[Collected data]
— start —

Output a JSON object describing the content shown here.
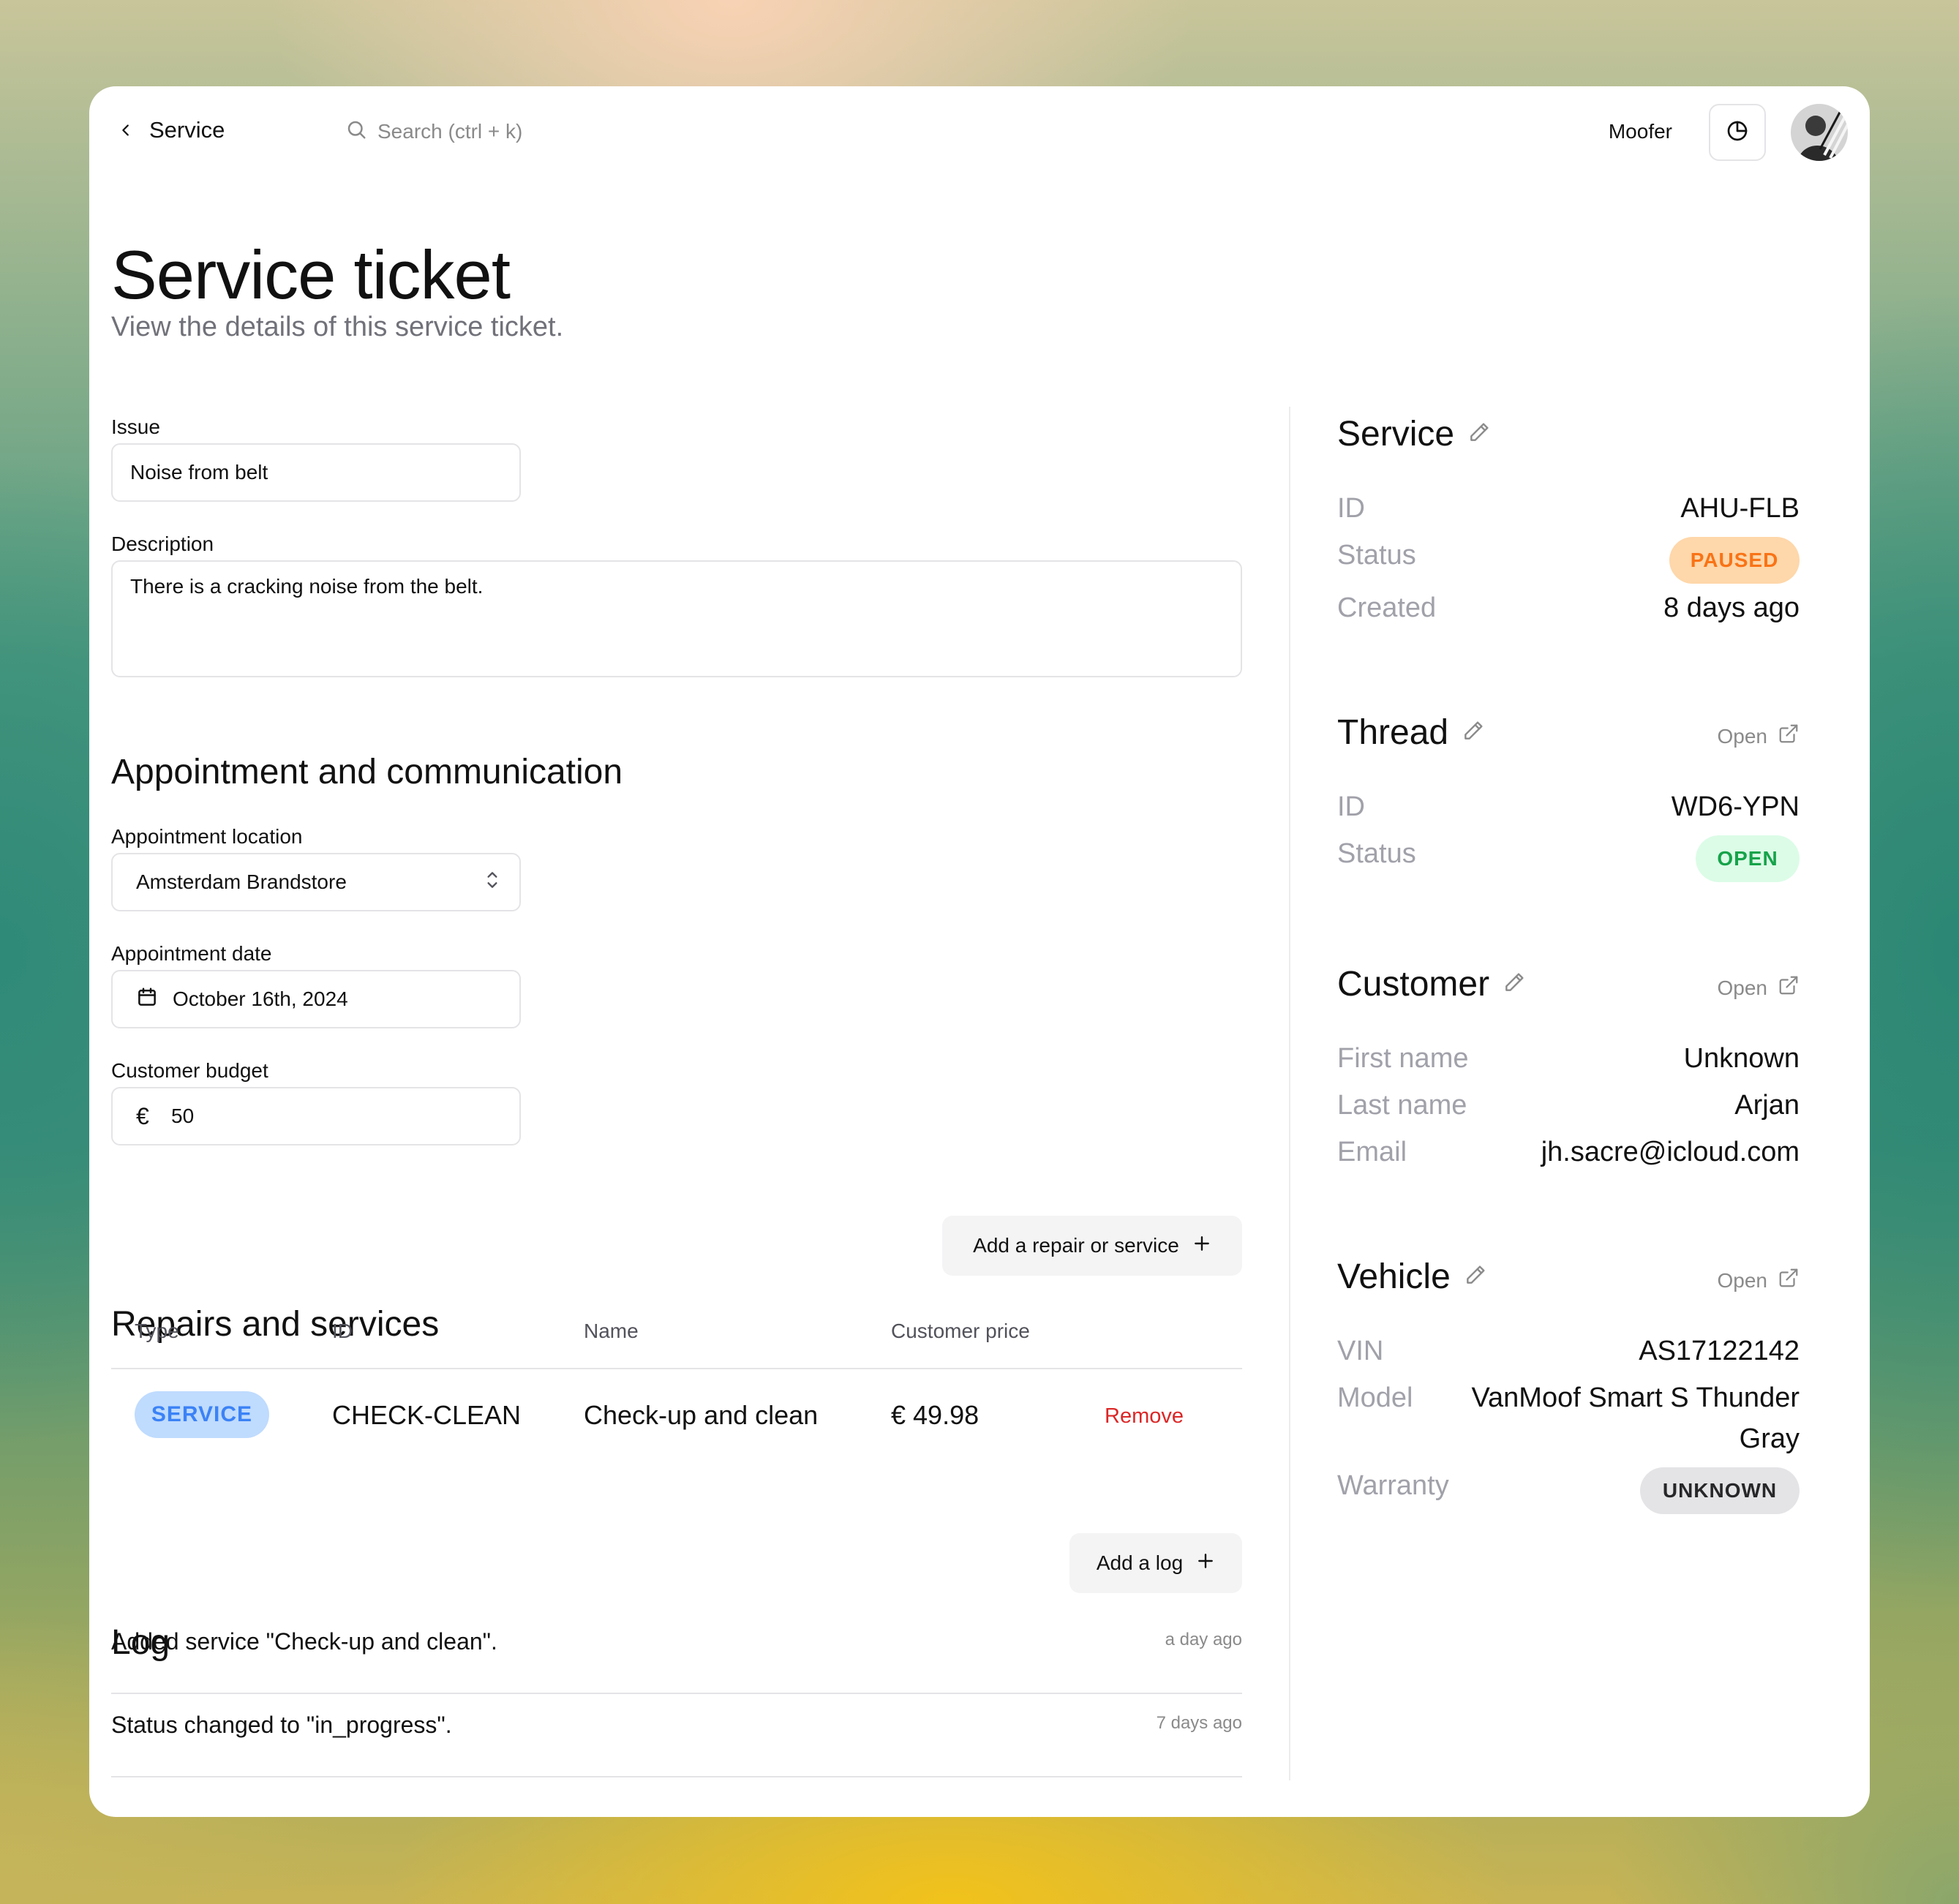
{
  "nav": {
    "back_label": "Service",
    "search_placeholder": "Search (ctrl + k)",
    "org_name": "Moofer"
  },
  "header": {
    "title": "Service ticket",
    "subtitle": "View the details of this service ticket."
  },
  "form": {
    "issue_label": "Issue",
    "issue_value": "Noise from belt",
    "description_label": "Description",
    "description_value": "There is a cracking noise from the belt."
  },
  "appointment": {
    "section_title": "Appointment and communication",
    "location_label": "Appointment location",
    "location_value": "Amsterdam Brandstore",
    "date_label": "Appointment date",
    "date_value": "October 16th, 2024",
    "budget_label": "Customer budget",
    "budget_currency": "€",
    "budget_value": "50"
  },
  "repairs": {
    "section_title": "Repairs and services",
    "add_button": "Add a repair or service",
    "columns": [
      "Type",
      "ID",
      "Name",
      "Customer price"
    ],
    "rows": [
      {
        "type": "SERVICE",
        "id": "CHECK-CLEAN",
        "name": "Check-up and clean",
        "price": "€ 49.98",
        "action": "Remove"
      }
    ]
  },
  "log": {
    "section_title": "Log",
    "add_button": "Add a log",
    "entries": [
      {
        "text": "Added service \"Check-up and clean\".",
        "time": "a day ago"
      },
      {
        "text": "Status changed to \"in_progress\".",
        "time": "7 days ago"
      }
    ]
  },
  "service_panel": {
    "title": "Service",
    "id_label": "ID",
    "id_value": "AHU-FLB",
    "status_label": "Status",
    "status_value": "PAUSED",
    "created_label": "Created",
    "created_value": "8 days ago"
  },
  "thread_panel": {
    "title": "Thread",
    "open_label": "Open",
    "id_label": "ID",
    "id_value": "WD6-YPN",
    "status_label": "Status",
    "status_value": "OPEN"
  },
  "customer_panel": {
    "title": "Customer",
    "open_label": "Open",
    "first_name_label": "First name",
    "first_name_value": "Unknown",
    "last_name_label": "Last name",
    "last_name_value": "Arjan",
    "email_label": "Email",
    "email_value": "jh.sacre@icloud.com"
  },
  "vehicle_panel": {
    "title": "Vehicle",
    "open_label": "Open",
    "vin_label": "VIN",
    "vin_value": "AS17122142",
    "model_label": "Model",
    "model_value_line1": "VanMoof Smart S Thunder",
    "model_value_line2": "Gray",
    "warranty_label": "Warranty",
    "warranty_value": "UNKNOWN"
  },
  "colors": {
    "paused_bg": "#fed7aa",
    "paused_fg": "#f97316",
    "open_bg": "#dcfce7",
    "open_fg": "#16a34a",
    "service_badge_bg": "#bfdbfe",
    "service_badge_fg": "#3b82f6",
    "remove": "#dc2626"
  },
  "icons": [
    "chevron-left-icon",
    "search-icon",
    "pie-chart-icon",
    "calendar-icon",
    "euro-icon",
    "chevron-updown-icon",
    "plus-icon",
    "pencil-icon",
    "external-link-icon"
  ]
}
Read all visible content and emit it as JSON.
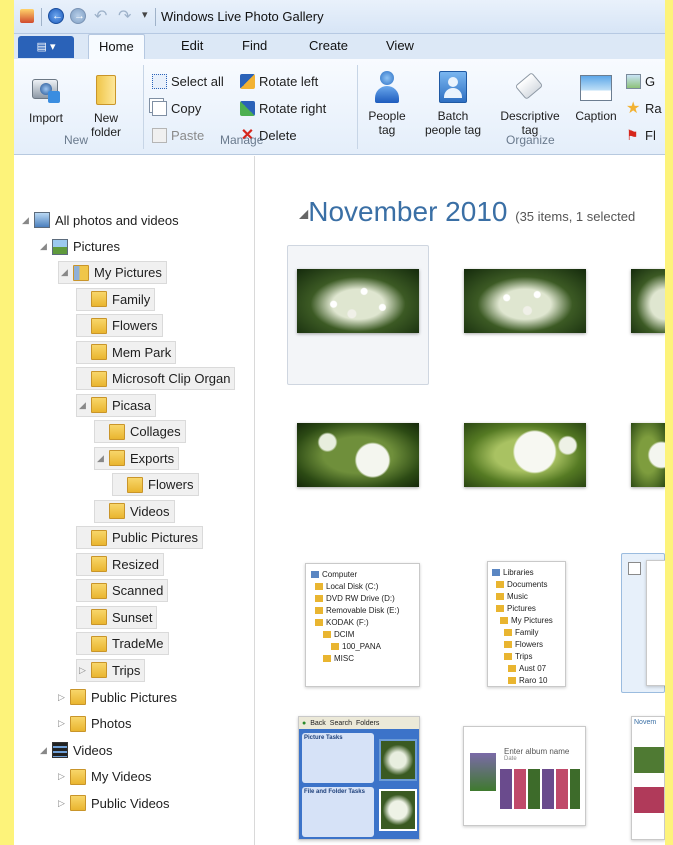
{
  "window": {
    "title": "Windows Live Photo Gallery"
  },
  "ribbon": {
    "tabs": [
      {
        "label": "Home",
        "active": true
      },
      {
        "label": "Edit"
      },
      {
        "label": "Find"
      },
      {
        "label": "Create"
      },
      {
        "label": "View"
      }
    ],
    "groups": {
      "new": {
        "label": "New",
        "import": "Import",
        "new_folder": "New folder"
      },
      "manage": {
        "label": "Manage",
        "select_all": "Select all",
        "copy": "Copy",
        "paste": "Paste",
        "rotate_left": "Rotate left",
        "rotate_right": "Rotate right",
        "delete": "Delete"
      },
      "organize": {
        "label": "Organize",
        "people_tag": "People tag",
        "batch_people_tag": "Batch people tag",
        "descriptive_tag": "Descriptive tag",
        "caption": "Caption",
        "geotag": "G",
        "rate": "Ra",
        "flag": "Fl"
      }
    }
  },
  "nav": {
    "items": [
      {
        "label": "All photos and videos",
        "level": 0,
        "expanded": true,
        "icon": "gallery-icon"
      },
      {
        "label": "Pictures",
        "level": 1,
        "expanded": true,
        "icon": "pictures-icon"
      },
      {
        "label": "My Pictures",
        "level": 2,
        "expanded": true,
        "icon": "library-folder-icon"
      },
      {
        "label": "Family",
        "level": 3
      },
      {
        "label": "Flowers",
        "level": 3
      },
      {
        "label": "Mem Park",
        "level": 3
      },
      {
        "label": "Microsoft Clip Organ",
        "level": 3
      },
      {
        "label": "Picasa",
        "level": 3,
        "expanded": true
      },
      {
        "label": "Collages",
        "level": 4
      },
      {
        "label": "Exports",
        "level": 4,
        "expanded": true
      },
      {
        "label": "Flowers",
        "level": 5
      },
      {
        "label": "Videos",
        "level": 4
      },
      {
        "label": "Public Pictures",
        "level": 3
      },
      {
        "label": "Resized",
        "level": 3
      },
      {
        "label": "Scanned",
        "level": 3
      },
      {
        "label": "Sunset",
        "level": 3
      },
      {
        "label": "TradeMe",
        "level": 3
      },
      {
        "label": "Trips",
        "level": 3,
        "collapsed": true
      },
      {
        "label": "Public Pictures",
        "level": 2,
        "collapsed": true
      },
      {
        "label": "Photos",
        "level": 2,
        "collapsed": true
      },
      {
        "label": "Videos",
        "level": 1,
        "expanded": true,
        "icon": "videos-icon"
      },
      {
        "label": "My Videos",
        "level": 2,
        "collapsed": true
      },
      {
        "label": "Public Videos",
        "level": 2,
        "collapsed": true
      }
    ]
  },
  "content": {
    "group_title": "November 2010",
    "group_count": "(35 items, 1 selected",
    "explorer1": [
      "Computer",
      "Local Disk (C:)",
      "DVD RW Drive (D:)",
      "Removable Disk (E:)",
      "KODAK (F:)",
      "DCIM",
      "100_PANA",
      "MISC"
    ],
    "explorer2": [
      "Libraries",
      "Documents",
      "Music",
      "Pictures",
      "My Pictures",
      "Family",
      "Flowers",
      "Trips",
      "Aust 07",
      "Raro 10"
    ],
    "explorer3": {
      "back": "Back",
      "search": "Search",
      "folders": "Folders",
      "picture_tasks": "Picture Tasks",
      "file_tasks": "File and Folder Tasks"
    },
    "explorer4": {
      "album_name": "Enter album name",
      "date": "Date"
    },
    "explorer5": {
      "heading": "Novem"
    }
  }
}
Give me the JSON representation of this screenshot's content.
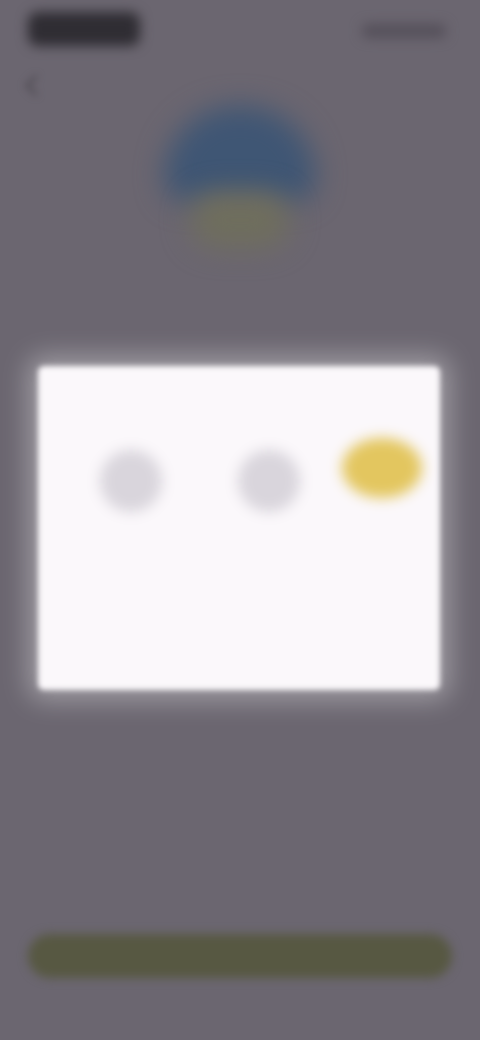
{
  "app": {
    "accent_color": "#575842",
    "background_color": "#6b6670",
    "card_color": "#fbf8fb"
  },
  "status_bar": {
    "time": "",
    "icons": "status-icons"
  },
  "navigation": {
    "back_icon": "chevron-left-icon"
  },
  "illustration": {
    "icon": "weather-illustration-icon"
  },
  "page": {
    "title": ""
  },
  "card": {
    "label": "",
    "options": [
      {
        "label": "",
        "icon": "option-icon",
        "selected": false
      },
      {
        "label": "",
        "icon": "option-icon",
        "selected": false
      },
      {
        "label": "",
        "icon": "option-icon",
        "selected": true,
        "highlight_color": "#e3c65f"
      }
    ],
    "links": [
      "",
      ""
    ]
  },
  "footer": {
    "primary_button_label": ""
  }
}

— end —

* [WORK TO DO] Repeat the listing above exactly, with no pictures.

* [SOLUTION FOR THIS TASK]
Output a JSON object describing the content shown here.
{
  "nav": {
    "back_label": "Service",
    "search_placeholder": "Search (ctrl + k)",
    "org_name": "Moofer"
  },
  "header": {
    "title": "Service ticket",
    "subtitle": "View the details of this service ticket."
  },
  "form": {
    "issue_label": "Issue",
    "issue_value": "Noise from belt",
    "description_label": "Description",
    "description_value": "There is a cracking noise from the belt."
  },
  "appointment": {
    "section_title": "Appointment and communication",
    "location_label": "Appointment location",
    "location_value": "Amsterdam Brandstore",
    "date_label": "Appointment date",
    "date_value": "October 16th, 2024",
    "budget_label": "Customer budget",
    "budget_currency": "€",
    "budget_value": "50"
  },
  "repairs": {
    "section_title": "Repairs and services",
    "add_button": "Add a repair or service",
    "columns": [
      "Type",
      "ID",
      "Name",
      "Customer price"
    ],
    "rows": [
      {
        "type": "SERVICE",
        "id": "CHECK-CLEAN",
        "name": "Check-up and clean",
        "price": "€ 49.98",
        "action": "Remove"
      }
    ]
  },
  "log": {
    "section_title": "Log",
    "add_button": "Add a log",
    "entries": [
      {
        "text": "Added service \"Check-up and clean\".",
        "time": "a day ago"
      },
      {
        "text": "Status changed to \"in_progress\".",
        "time": "7 days ago"
      }
    ]
  },
  "service_panel": {
    "title": "Service",
    "id_label": "ID",
    "id_value": "AHU-FLB",
    "status_label": "Status",
    "status_value": "PAUSED",
    "created_label": "Created",
    "created_value": "8 days ago"
  },
  "thread_panel": {
    "title": "Thread",
    "open_label": "Open",
    "id_label": "ID",
    "id_value": "WD6-YPN",
    "status_label": "Status",
    "status_value": "OPEN"
  },
  "customer_panel": {
    "title": "Customer",
    "open_label": "Open",
    "first_name_label": "First name",
    "first_name_value": "Unknown",
    "last_name_label": "Last name",
    "last_name_value": "Arjan",
    "email_label": "Email",
    "email_value": "jh.sacre@icloud.com"
  },
  "vehicle_panel": {
    "title": "Vehicle",
    "open_label": "Open",
    "vin_label": "VIN",
    "vin_value": "AS17122142",
    "model_label": "Model",
    "model_value_line1": "VanMoof Smart S Thunder",
    "model_value_line2": "Gray",
    "warranty_label": "Warranty",
    "warranty_value": "UNKNOWN"
  },
  "colors": {
    "paused_bg": "#fed7aa",
    "paused_fg": "#f97316",
    "open_bg": "#dcfce7",
    "open_fg": "#16a34a",
    "service_badge_bg": "#bfdbfe",
    "service_badge_fg": "#3b82f6",
    "remove": "#dc2626"
  },
  "icons": [
    "chevron-left-icon",
    "search-icon",
    "pie-chart-icon",
    "calendar-icon",
    "euro-icon",
    "chevron-updown-icon",
    "plus-icon",
    "pencil-icon",
    "external-link-icon"
  ]
}
Read all visible content and emit it as JSON.
{
  "window": {
    "title": "Windows Live Photo Gallery"
  },
  "ribbon": {
    "tabs": [
      {
        "label": "Home",
        "active": true
      },
      {
        "label": "Edit"
      },
      {
        "label": "Find"
      },
      {
        "label": "Create"
      },
      {
        "label": "View"
      }
    ],
    "groups": {
      "new": {
        "label": "New",
        "import": "Import",
        "new_folder": "New folder"
      },
      "manage": {
        "label": "Manage",
        "select_all": "Select all",
        "copy": "Copy",
        "paste": "Paste",
        "rotate_left": "Rotate left",
        "rotate_right": "Rotate right",
        "delete": "Delete"
      },
      "organize": {
        "label": "Organize",
        "people_tag": "People tag",
        "batch_people_tag": "Batch people tag",
        "descriptive_tag": "Descriptive tag",
        "caption": "Caption",
        "geotag": "G",
        "rate": "Ra",
        "flag": "Fl"
      }
    }
  },
  "nav": {
    "items": [
      {
        "label": "All photos and videos",
        "level": 0,
        "expanded": true,
        "icon": "gallery-icon"
      },
      {
        "label": "Pictures",
        "level": 1,
        "expanded": true,
        "icon": "pictures-icon"
      },
      {
        "label": "My Pictures",
        "level": 2,
        "expanded": true,
        "icon": "library-folder-icon"
      },
      {
        "label": "Family",
        "level": 3
      },
      {
        "label": "Flowers",
        "level": 3
      },
      {
        "label": "Mem Park",
        "level": 3
      },
      {
        "label": "Microsoft Clip Organ",
        "level": 3
      },
      {
        "label": "Picasa",
        "level": 3,
        "expanded": true
      },
      {
        "label": "Collages",
        "level": 4
      },
      {
        "label": "Exports",
        "level": 4,
        "expanded": true
      },
      {
        "label": "Flowers",
        "level": 5
      },
      {
        "label": "Videos",
        "level": 4
      },
      {
        "label": "Public Pictures",
        "level": 3
      },
      {
        "label": "Resized",
        "level": 3
      },
      {
        "label": "Scanned",
        "level": 3
      },
      {
        "label": "Sunset",
        "level": 3
      },
      {
        "label": "TradeMe",
        "level": 3
      },
      {
        "label": "Trips",
        "level": 3,
        "collapsed": true
      },
      {
        "label": "Public Pictures",
        "level": 2,
        "collapsed": true
      },
      {
        "label": "Photos",
        "level": 2,
        "collapsed": true
      },
      {
        "label": "Videos",
        "level": 1,
        "expanded": true,
        "icon": "videos-icon"
      },
      {
        "label": "My Videos",
        "level": 2,
        "collapsed": true
      },
      {
        "label": "Public Videos",
        "level": 2,
        "collapsed": true
      }
    ]
  },
  "content": {
    "group_title": "November 2010",
    "group_count": "(35 items, 1 selected",
    "explorer1": [
      "Computer",
      "Local Disk (C:)",
      "DVD RW Drive (D:)",
      "Removable Disk (E:)",
      "KODAK (F:)",
      "DCIM",
      "100_PANA",
      "MISC"
    ],
    "explorer2": [
      "Libraries",
      "Documents",
      "Music",
      "Pictures",
      "My Pictures",
      "Family",
      "Flowers",
      "Trips",
      "Aust 07",
      "Raro 10"
    ],
    "explorer3": {
      "back": "Back",
      "search": "Search",
      "folders": "Folders",
      "picture_tasks": "Picture Tasks",
      "file_tasks": "File and Folder Tasks"
    },
    "explorer4": {
      "album_name": "Enter album name",
      "date": "Date"
    },
    "explorer5": {
      "heading": "Novem"
    }
  }
}
Give me the JSON representation of this screenshot's content.
{
  "app": {
    "accent_color": "#575842",
    "background_color": "#6b6670",
    "card_color": "#fbf8fb"
  },
  "status_bar": {
    "time": "",
    "icons": "status-icons"
  },
  "navigation": {
    "back_icon": "chevron-left-icon"
  },
  "illustration": {
    "icon": "weather-illustration-icon"
  },
  "page": {
    "title": ""
  },
  "card": {
    "label": "",
    "options": [
      {
        "label": "",
        "icon": "option-icon",
        "selected": false
      },
      {
        "label": "",
        "icon": "option-icon",
        "selected": false
      },
      {
        "label": "",
        "icon": "option-icon",
        "selected": true,
        "highlight_color": "#e3c65f"
      }
    ],
    "links": [
      "",
      ""
    ]
  },
  "footer": {
    "primary_button_label": ""
  }
}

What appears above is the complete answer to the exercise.